— Problem requirements —
Only a number is required: how many lines of the material contain the word "JSON"?

-- Recorded information start --

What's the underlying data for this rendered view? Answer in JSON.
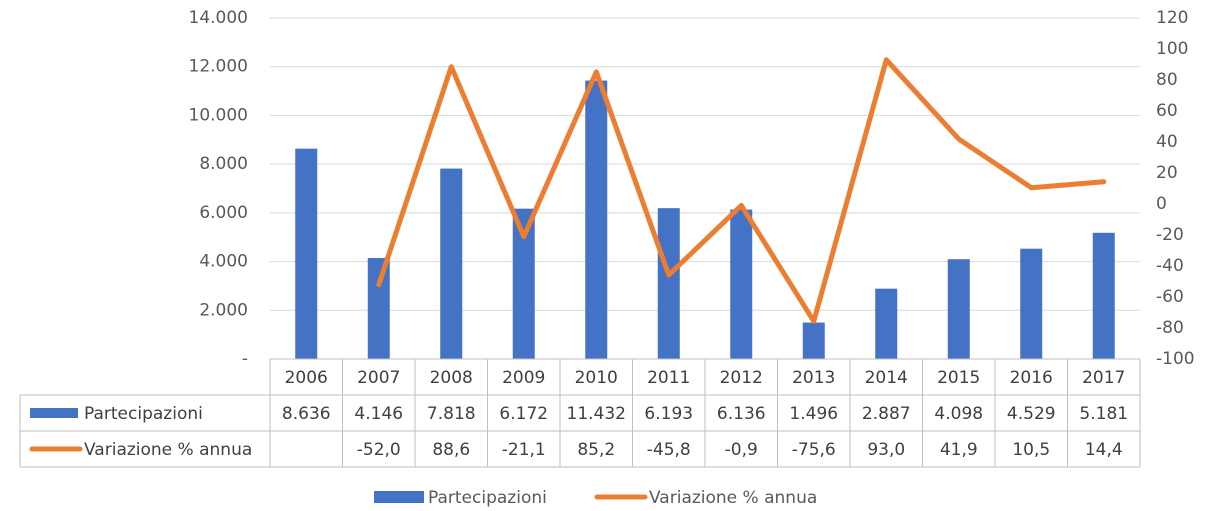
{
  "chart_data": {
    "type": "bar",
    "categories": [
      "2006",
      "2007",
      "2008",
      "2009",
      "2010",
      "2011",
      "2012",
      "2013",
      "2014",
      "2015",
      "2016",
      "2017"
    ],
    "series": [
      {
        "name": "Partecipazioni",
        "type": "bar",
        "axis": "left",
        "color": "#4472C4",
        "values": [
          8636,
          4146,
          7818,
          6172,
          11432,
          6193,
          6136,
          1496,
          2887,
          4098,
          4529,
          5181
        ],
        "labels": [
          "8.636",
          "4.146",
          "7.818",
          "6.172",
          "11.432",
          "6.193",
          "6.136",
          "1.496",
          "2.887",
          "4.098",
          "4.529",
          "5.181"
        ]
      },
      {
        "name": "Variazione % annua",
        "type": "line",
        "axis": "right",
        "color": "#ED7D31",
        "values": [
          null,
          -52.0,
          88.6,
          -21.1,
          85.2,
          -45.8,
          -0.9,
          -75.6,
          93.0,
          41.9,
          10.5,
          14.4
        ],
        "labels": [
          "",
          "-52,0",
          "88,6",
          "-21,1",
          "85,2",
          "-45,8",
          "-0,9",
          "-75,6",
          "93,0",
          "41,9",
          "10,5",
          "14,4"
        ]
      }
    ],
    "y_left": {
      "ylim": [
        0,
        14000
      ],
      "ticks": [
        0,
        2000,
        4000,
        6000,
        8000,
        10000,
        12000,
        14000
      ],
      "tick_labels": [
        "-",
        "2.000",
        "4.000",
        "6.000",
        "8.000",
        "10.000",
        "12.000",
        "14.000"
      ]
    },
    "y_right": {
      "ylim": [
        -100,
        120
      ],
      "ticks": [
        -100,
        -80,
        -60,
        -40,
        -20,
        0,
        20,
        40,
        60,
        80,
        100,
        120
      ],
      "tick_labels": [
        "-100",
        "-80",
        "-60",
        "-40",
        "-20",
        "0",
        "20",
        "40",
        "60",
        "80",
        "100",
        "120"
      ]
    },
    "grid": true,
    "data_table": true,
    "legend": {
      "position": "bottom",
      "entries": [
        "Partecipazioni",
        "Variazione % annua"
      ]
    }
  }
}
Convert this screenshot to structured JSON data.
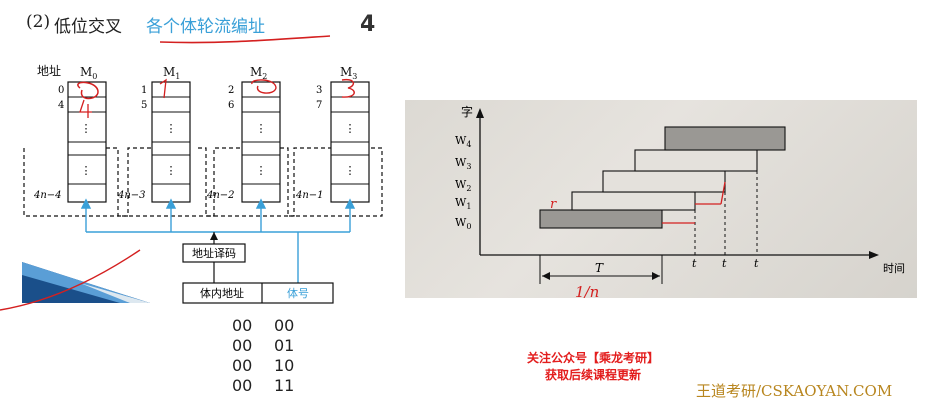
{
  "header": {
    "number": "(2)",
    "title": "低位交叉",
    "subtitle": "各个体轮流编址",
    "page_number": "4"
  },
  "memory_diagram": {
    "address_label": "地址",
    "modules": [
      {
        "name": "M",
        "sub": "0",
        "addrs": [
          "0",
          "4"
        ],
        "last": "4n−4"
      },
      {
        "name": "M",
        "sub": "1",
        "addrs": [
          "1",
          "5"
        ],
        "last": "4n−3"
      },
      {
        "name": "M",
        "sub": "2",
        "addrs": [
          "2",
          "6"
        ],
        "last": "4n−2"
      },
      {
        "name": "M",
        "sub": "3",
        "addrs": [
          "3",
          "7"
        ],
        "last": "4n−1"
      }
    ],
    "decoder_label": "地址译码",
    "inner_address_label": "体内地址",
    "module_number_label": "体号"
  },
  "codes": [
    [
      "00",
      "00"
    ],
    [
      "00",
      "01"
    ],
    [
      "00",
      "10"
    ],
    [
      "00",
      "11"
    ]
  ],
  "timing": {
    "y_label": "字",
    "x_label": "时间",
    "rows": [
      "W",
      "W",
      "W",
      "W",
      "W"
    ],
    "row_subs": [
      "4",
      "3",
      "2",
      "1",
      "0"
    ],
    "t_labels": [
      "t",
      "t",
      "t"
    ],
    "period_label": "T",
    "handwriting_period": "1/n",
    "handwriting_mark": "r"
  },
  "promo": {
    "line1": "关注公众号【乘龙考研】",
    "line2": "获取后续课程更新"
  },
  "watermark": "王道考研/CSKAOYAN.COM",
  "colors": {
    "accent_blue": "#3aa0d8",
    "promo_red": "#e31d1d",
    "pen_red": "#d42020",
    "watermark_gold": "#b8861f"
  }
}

-- Recorded information end --

— Expected answer —
2